• Collected data entries
==============================

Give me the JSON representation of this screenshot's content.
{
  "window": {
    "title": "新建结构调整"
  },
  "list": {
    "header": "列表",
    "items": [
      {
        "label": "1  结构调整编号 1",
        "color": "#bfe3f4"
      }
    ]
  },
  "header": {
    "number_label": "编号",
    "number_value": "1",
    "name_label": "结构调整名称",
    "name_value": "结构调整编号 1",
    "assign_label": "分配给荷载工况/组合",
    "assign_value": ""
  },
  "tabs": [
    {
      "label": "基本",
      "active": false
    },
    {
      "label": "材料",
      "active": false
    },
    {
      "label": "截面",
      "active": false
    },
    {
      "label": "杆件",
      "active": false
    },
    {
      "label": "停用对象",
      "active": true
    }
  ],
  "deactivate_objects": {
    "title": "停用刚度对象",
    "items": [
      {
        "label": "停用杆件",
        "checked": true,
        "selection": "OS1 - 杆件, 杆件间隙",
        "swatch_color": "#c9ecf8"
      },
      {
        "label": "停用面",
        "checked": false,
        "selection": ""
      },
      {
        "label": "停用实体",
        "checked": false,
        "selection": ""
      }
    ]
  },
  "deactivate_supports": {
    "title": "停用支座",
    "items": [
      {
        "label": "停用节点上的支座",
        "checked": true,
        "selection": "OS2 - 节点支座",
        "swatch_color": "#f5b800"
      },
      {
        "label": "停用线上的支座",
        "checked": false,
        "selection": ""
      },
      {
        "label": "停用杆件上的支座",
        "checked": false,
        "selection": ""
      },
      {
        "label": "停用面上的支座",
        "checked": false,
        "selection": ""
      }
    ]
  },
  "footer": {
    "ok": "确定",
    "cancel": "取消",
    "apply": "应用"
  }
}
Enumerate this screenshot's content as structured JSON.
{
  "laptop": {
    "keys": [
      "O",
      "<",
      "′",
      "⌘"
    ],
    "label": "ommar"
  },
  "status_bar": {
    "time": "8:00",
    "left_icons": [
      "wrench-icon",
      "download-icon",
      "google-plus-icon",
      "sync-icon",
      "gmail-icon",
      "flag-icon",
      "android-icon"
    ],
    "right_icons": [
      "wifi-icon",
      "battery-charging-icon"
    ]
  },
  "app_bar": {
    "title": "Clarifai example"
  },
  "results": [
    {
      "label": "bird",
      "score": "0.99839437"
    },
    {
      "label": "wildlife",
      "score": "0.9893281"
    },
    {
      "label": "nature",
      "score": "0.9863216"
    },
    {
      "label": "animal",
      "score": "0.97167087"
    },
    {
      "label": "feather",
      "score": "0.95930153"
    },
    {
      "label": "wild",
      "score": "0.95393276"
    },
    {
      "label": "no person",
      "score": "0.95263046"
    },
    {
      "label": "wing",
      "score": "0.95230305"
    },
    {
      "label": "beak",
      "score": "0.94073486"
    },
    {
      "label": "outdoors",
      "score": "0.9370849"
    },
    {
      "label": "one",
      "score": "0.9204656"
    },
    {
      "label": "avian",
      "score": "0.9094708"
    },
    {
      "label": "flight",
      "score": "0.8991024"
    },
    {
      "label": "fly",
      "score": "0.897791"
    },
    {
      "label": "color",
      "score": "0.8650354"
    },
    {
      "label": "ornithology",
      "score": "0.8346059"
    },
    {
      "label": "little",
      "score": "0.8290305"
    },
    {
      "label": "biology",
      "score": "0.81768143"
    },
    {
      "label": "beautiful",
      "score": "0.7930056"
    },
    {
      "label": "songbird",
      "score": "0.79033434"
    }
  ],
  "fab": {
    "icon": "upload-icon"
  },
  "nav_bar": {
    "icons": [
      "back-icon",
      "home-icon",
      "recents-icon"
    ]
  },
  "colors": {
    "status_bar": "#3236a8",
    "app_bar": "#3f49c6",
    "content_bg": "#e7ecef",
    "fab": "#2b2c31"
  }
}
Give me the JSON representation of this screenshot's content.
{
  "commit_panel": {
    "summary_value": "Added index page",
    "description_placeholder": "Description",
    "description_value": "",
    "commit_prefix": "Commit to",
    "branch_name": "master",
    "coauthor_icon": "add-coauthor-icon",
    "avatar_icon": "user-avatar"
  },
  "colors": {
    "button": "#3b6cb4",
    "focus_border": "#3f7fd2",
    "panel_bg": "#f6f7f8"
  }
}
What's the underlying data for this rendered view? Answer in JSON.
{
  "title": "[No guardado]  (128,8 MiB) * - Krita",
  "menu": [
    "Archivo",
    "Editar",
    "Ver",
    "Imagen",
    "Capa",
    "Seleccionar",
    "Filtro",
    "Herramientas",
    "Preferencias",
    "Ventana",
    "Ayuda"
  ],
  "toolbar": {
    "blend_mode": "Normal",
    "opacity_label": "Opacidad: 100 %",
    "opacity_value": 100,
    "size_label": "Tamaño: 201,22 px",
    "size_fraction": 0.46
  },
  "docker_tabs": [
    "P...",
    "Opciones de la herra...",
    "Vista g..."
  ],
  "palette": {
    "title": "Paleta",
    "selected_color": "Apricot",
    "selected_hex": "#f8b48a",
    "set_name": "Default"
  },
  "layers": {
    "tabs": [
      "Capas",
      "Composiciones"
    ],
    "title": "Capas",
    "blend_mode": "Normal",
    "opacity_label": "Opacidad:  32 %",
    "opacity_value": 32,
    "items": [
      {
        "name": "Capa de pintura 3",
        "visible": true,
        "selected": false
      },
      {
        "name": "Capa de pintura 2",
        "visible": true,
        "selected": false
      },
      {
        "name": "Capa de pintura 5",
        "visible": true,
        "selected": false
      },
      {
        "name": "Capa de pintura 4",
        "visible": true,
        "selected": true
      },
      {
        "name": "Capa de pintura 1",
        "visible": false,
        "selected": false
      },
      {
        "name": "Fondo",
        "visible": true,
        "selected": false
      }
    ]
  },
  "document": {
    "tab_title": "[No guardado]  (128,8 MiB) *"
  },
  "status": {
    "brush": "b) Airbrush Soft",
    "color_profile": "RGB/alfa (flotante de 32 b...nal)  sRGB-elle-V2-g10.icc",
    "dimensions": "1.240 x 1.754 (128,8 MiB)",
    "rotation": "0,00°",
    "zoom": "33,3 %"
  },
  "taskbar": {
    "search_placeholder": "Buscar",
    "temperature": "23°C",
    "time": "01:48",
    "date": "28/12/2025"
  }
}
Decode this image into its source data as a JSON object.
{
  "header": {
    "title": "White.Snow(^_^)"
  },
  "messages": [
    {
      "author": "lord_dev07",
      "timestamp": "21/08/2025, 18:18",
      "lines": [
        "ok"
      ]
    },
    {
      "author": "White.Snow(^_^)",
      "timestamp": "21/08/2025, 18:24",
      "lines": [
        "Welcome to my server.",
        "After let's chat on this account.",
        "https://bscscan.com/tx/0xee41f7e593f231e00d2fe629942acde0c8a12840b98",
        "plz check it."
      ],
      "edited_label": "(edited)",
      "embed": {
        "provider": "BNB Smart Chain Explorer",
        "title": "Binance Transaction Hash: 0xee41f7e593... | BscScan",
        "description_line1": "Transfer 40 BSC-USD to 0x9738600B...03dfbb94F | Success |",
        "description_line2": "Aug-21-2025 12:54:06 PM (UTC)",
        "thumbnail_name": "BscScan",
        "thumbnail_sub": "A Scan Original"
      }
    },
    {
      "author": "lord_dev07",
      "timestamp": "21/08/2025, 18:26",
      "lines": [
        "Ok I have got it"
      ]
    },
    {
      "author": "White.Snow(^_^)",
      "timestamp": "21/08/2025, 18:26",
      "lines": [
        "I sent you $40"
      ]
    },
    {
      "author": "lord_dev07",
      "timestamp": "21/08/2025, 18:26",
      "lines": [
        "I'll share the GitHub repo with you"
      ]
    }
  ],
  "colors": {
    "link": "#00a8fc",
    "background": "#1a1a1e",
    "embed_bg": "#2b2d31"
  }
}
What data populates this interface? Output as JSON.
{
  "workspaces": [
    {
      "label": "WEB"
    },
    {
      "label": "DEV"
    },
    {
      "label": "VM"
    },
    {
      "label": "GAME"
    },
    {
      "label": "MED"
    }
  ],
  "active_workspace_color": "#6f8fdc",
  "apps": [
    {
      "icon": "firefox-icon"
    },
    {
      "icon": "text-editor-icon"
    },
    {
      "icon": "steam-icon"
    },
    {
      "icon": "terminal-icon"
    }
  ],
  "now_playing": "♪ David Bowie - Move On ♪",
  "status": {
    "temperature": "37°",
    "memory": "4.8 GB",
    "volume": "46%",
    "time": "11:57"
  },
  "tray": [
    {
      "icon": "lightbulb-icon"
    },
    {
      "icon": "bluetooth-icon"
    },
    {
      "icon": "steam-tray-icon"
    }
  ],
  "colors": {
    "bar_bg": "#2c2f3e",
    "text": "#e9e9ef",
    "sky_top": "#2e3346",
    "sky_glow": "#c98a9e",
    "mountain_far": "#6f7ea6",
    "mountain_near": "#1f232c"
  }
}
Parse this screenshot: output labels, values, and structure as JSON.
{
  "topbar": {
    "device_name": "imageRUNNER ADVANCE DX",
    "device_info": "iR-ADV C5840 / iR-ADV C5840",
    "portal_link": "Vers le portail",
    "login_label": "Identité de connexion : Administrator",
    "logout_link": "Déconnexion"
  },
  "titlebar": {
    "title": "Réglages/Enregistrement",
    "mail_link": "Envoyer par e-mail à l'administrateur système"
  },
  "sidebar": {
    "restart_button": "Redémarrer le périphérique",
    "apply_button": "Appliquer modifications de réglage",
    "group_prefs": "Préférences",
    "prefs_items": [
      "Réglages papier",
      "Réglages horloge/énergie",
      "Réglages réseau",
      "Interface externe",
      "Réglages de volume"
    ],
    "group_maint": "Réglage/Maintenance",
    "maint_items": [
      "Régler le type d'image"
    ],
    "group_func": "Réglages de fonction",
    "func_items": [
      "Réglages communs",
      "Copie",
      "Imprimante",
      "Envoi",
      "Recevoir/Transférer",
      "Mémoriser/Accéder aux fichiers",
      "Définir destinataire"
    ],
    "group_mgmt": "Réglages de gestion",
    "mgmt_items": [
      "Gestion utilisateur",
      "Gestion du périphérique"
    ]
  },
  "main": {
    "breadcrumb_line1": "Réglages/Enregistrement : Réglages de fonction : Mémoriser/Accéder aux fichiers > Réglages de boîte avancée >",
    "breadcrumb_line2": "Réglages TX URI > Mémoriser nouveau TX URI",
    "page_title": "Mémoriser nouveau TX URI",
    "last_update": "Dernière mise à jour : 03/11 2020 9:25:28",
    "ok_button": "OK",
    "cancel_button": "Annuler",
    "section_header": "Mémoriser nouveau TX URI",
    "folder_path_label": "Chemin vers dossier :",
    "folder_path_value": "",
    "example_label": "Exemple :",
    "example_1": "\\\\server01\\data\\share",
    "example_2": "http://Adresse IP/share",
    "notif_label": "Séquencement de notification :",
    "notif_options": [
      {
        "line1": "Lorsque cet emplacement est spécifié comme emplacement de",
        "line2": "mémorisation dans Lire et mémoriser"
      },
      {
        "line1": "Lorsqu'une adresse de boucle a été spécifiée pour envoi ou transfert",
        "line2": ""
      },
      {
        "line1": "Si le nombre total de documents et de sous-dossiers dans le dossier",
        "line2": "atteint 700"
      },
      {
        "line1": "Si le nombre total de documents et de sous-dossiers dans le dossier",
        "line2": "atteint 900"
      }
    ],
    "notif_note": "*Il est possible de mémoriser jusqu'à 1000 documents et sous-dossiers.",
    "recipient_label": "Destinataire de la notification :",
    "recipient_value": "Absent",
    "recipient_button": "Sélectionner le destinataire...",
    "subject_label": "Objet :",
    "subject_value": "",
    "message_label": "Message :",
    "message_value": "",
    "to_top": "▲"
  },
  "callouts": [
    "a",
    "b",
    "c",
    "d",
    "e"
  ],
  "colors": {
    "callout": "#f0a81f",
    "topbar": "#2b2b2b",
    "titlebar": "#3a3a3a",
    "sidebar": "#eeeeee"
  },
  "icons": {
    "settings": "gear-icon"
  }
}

==============================

Copy each line above containing the string "screenshot".

• SOLUTION TO THE EXERCISE
Give me the JSON representation of this screenshot's content.
Enumerate this screenshot's content as structured JSON.
Give me the JSON representation of this screenshot's content.
Parse this screenshot: output labels, values, and structure as JSON.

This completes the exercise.